TASK DIRECTIONS » Return only the count of lines in which the word "from" appears.

Dataset items:
- - - -

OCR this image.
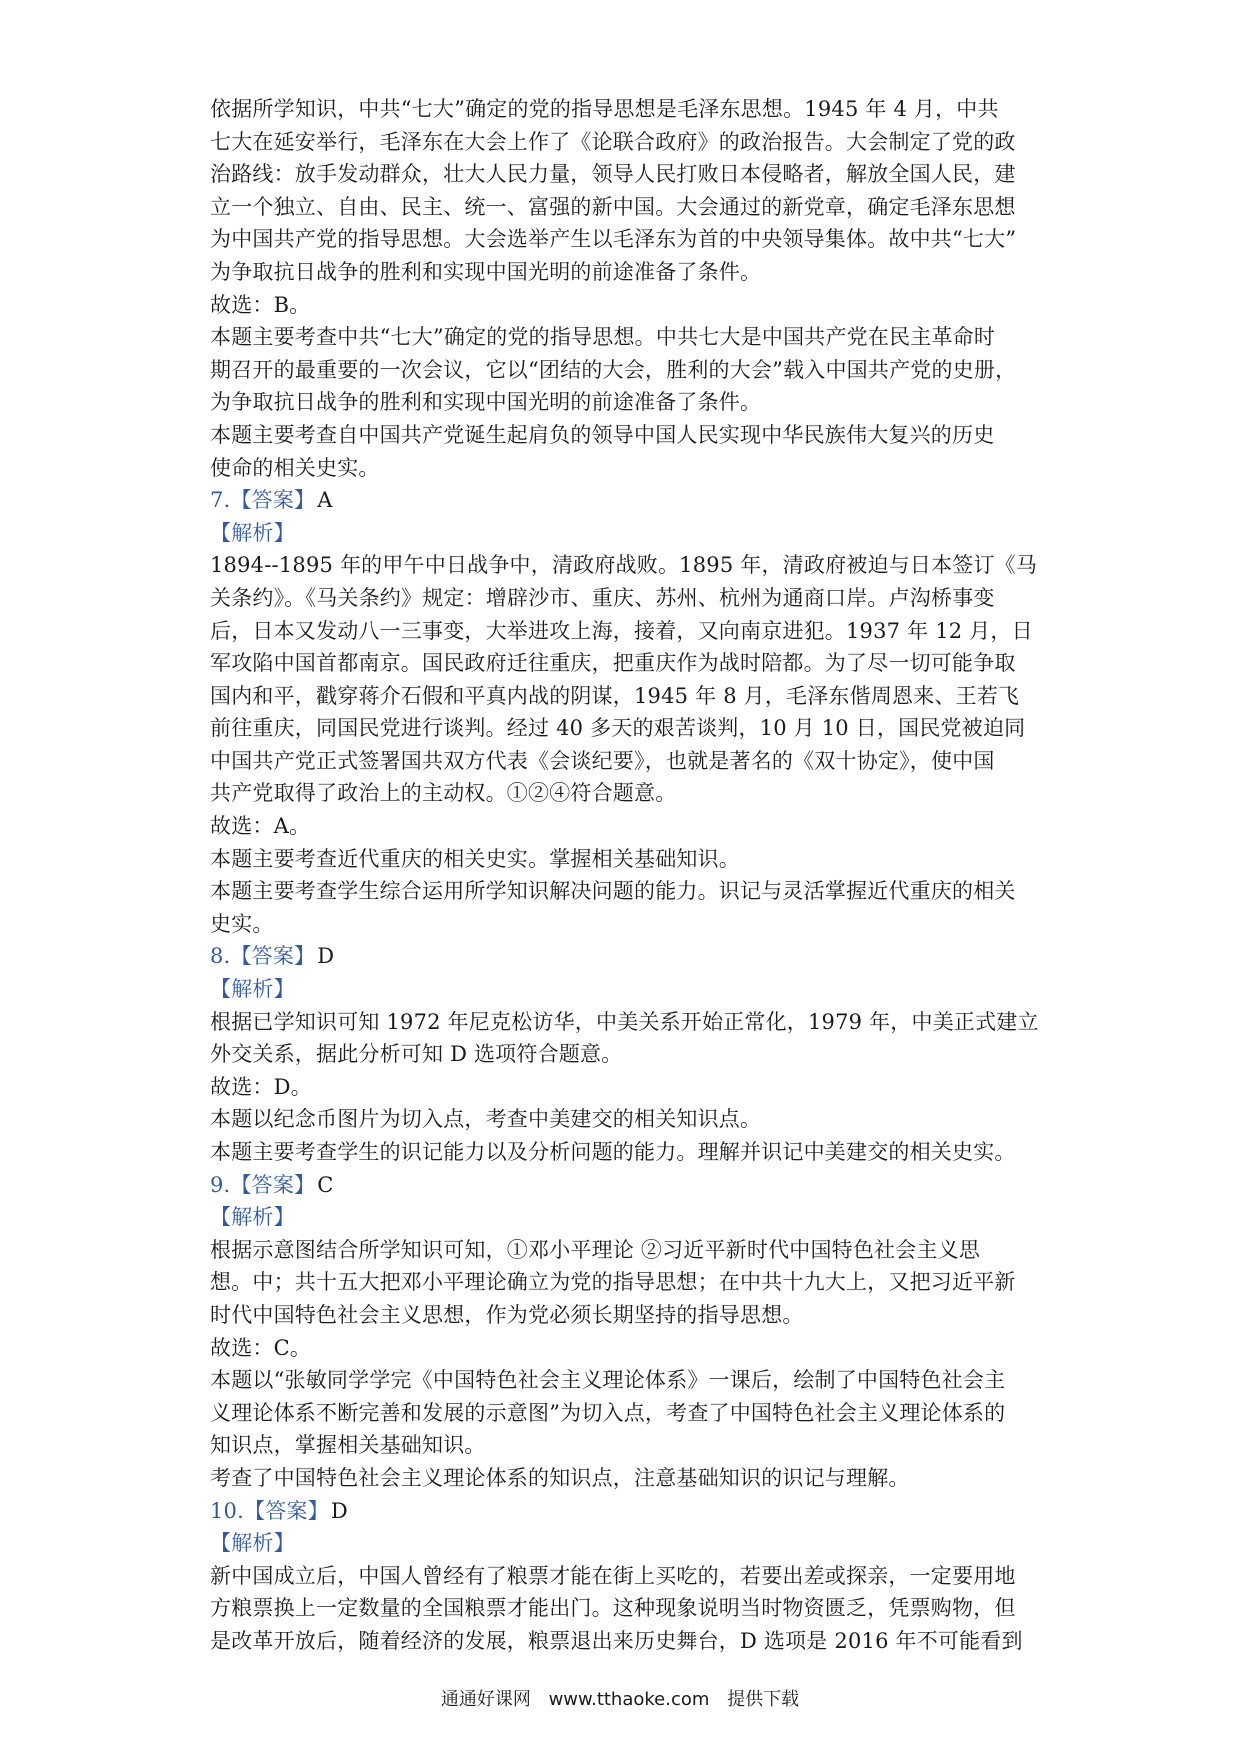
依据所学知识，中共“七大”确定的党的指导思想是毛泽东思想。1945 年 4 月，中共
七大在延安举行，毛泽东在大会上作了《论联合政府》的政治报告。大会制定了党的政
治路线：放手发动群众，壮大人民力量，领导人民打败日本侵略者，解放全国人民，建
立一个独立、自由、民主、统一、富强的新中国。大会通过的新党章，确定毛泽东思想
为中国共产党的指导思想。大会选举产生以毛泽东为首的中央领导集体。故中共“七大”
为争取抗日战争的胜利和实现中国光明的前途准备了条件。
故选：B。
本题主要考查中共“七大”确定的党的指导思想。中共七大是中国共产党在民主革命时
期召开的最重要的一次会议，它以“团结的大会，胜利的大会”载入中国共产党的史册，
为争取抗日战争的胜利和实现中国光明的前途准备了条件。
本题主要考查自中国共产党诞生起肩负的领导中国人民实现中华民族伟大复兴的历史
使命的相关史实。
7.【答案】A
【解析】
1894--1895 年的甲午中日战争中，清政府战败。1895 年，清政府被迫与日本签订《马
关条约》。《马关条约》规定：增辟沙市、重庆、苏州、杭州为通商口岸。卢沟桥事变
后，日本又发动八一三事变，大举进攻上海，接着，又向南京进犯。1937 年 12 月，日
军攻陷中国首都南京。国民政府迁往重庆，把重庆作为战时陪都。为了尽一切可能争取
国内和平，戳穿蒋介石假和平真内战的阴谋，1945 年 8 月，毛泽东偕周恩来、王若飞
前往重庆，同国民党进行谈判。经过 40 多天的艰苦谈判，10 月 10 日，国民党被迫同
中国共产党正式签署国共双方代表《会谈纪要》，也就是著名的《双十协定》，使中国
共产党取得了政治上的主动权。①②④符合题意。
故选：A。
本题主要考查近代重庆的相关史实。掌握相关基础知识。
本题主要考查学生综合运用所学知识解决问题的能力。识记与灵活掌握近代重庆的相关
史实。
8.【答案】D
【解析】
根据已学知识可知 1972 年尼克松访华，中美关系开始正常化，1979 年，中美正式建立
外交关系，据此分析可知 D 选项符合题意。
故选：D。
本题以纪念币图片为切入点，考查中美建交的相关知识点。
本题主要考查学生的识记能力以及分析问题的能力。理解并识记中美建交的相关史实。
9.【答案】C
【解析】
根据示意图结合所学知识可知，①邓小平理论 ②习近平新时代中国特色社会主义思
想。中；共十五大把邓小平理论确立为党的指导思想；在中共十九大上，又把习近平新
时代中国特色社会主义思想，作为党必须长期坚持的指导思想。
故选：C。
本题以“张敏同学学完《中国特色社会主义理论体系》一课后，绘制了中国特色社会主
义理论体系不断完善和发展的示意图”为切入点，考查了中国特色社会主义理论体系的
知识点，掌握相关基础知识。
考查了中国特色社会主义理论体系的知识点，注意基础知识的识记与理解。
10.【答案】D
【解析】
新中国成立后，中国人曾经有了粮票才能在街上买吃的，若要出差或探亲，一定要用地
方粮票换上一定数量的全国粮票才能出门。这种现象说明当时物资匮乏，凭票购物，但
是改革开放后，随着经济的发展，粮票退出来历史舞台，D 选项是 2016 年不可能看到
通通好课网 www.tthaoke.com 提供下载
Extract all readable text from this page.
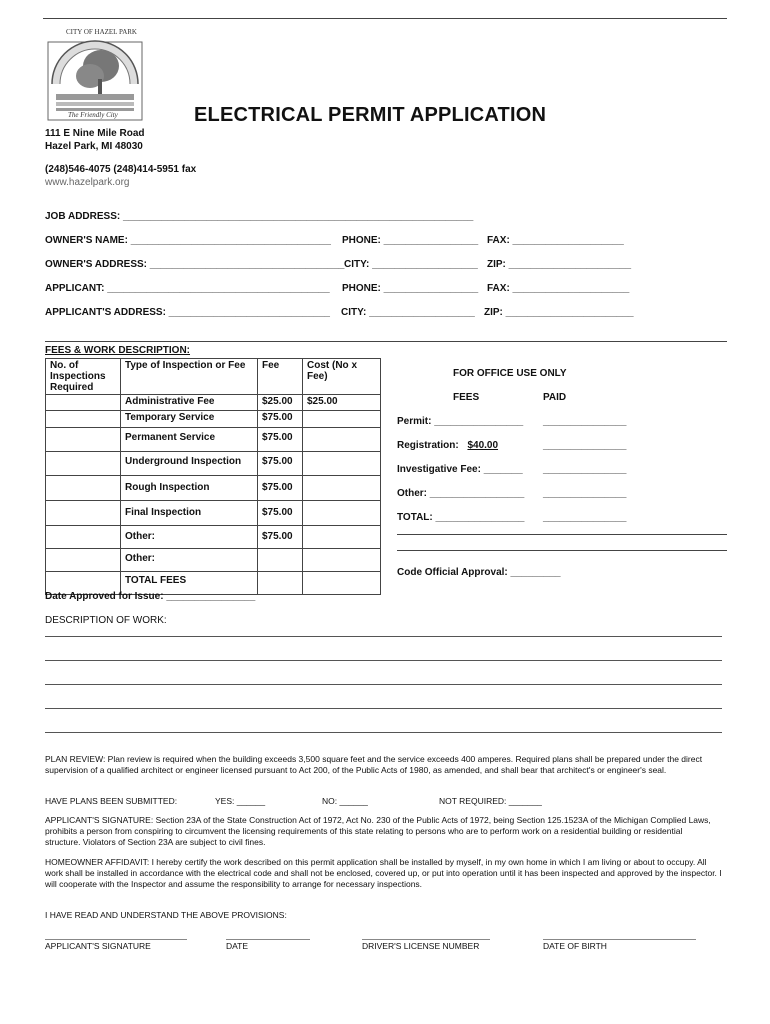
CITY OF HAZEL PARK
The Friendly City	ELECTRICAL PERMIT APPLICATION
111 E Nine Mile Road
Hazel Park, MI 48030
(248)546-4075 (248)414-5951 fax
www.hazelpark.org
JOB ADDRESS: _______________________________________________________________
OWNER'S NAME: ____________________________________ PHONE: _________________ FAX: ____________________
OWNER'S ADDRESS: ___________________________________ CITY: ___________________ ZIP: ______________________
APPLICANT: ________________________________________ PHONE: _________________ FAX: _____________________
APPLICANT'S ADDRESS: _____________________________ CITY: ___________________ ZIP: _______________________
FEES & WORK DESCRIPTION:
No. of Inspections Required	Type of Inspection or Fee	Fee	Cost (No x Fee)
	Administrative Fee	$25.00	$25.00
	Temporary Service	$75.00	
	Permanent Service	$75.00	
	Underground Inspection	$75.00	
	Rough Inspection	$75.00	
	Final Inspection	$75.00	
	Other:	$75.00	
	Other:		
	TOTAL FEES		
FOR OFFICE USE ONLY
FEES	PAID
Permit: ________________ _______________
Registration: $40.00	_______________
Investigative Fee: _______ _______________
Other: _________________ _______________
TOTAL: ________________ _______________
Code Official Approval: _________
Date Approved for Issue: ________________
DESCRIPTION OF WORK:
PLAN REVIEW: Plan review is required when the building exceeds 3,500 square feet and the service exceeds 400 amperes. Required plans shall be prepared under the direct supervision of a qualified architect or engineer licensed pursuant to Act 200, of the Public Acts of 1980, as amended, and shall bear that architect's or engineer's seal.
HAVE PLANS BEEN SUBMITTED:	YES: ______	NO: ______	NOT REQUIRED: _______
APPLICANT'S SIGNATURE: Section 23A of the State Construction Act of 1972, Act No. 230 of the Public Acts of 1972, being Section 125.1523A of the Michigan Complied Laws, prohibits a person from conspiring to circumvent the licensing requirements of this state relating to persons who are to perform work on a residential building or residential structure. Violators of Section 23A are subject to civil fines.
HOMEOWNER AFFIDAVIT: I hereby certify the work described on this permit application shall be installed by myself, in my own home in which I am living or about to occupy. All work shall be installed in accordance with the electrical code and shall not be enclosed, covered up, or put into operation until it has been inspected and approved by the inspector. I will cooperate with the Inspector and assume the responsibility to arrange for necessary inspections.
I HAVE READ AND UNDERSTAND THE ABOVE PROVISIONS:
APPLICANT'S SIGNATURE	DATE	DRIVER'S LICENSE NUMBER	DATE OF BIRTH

- - - -

SOLVED PROBLEM » 2